[Rows from a dataset]
%%
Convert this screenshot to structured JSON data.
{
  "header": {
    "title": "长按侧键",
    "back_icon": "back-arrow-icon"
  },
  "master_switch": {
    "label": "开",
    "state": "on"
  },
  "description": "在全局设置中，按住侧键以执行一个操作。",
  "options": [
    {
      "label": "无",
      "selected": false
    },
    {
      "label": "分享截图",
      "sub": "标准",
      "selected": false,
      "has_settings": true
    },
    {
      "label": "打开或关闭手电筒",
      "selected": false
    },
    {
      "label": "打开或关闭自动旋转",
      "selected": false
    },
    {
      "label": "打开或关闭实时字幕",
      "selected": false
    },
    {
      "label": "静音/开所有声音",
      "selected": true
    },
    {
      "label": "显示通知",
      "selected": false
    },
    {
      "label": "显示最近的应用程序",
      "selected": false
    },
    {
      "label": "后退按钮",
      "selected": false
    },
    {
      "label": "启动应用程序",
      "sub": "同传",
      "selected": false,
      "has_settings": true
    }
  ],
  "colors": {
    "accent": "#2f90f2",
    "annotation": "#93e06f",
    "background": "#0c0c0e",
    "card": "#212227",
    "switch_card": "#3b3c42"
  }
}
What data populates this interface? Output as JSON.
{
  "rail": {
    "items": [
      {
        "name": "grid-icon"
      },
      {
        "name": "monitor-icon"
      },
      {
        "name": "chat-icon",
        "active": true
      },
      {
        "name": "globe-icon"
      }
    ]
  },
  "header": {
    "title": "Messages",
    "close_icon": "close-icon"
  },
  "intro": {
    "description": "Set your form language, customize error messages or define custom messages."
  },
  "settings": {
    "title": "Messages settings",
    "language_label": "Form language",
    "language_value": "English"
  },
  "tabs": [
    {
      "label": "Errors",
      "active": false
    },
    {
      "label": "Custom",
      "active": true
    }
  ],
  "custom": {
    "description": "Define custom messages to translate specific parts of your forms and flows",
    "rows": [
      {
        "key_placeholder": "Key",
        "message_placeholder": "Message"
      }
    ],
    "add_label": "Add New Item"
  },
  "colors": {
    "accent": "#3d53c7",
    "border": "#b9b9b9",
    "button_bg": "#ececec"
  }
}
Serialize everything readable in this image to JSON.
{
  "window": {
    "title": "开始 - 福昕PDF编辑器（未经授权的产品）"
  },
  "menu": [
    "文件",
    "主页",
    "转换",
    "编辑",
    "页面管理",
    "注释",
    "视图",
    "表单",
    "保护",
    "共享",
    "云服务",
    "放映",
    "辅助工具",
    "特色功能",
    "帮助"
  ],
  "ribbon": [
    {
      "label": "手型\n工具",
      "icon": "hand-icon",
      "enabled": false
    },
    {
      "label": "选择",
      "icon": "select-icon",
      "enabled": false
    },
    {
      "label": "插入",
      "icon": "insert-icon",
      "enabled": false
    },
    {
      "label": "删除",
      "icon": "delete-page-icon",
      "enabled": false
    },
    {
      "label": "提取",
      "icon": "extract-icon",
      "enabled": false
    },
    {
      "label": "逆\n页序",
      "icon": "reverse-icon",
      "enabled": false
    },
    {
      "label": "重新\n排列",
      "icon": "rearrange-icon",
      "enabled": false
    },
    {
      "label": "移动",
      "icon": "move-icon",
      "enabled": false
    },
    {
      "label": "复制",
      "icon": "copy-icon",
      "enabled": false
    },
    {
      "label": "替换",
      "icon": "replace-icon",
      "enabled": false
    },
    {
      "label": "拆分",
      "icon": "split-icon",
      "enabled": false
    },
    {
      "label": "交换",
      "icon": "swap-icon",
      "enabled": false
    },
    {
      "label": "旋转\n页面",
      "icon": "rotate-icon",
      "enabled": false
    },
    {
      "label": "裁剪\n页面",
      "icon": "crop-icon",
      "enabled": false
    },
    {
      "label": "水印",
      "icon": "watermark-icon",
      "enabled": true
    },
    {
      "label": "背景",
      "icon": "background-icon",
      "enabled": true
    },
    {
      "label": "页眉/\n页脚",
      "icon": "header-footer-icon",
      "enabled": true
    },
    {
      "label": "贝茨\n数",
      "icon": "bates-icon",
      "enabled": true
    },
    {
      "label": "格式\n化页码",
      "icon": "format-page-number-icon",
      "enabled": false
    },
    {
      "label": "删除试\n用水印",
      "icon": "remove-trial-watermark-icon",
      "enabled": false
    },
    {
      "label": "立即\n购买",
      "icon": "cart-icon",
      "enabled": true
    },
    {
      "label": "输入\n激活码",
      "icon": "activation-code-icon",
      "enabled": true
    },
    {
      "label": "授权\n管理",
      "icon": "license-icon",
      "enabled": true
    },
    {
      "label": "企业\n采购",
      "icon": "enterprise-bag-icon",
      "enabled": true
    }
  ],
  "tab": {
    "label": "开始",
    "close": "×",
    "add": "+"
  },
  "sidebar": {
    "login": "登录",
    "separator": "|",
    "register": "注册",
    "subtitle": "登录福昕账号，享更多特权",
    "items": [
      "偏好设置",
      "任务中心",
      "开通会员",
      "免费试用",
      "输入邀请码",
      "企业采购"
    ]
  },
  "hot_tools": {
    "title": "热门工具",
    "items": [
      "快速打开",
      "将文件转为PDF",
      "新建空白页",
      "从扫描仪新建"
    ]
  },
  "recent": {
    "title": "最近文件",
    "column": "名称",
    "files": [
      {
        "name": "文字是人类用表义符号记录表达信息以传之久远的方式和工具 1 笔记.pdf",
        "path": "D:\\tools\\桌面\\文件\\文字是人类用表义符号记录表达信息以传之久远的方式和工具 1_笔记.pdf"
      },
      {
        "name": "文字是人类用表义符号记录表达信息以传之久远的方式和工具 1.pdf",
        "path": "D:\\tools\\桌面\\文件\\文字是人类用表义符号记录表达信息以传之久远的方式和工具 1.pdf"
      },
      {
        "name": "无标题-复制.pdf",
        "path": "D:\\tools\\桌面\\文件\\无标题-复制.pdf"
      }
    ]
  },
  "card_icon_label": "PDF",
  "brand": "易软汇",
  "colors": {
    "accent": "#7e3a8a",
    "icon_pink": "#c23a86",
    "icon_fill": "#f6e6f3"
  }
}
%%
### Written task
For the data above, state how many lines contain "this"; the number is the whole answer.

### Complete response
3